• _Given exercise_:
In the listing below, find every line containing "frac" and copy it out.

• _Material shown_:
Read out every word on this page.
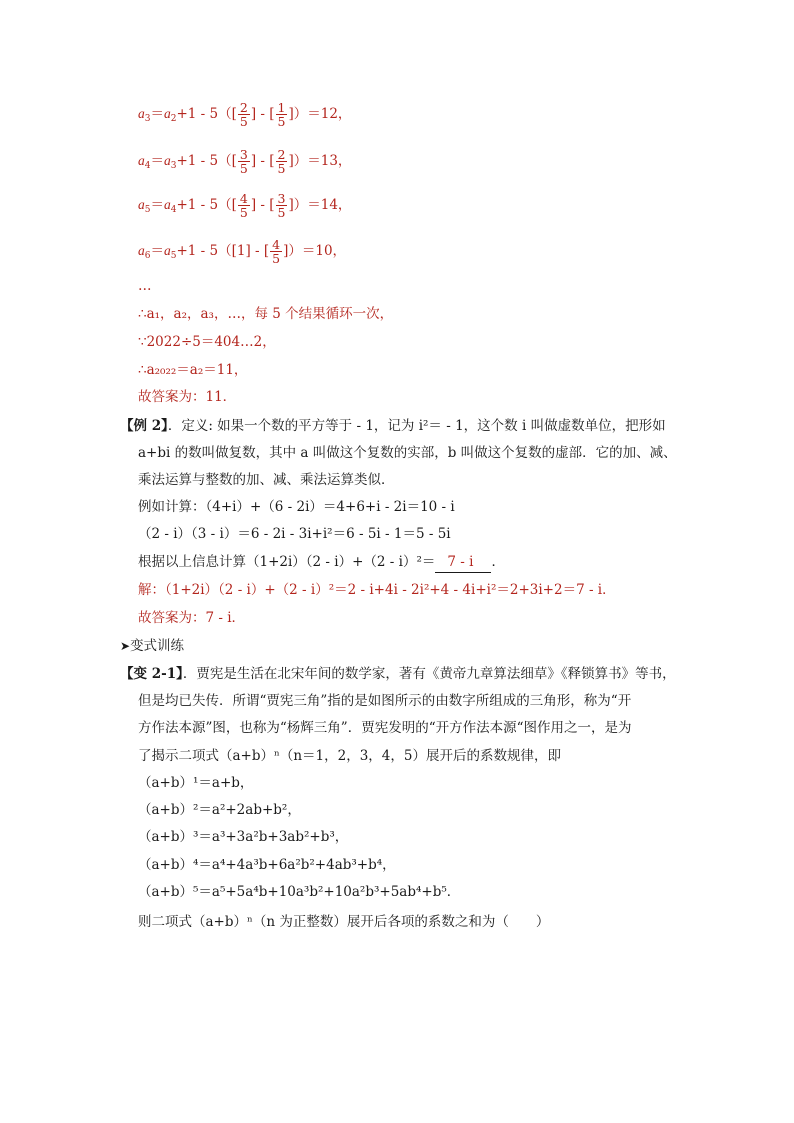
$a_3=a_2+1 - 5([ \frac{2}{5}$ ] - [ $\frac{1}{5} ])=12$，
$a_4=a_3+1 - 5([ \frac{3}{5}$ ] - [ $\frac{2}{5} ])=13$，
$a_5=a_4+1 - 5([ \frac{4}{5}$ ] - [ $\frac{3}{5} ])=14$，
$a_6=a_5+1 - 5([1]$ - [ $\frac{4}{5} ])=10$，
…
∴a₁，a₂，a₃，…，每 5 个结果循环一次，
∵2022÷5＝404…2，
∴a₂₀₂₂＝a₂＝11，
故答案为：11．
【例 2】．定义: 如果一个数的平方等于 - 1，记为 i²＝ - 1，这个数 i 叫做虚数单位，把形如
a+bi 的数叫做复数，其中 a 叫做这个复数的实部，b 叫做这个复数的虚部．它的加、减、
乘法运算与整数的加、减、乘法运算类似．
例如计算：（4+i）+（6 - 2i）＝4+6+i - 2i＝10 - i
（2 - i）（3 - i）＝6 - 2i - 3i+i²＝6 - 5i - 1＝5 - 5i
根据以上信息计算（1+2i）（2 - i）+（2 - i）²＝ 7 - i ．
解：（1+2i）（2 - i）+（2 - i）²＝2 - i+4i - 2i²+4 - 4i+i²＝2+3i+2＝7 - i．
故答案为：7 - i．
➤变式训练
【变 2-1】．贾宪是生活在北宋年间的数学家，著有《黄帝九章算法细草》《释锁算书》等书，
但是均已失传．所谓“贾宪三角”指的是如图所示的由数字所组成的三角形，称为“开
方作法本源”图，也称为“杨辉三角”．贾宪发明的“开方作法本源“图作用之一，是为
了揭示二项式（a+b）ⁿ（n＝1，2，3，4，5）展开后的系数规律，即
（a+b）¹＝a+b，
（a+b）²＝a²+2ab+b²，
（a+b）³＝a³+3a²b+3ab²+b³，
（a+b）⁴＝a⁴+4a³b+6a²b²+4ab³+b⁴，
（a+b）⁵＝a⁵+5a⁴b+10a³b²+10a²b³+5ab⁴+b⁵．
则二项式（a+b）ⁿ（n 为正整数）展开后各项的系数之和为（　　）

• _Answer to this problem_:
$a_3=a_2+1 - 5([ \frac{2}{5}$ ] - [ $\frac{1}{5} ])=12$，
$a_4=a_3+1 - 5([ \frac{3}{5}$ ] - [ $\frac{2}{5} ])=13$，
$a_5=a_4+1 - 5([ \frac{4}{5}$ ] - [ $\frac{3}{5} ])=14$，
$a_6=a_5+1 - 5([1]$ - [ $\frac{4}{5} ])=10$，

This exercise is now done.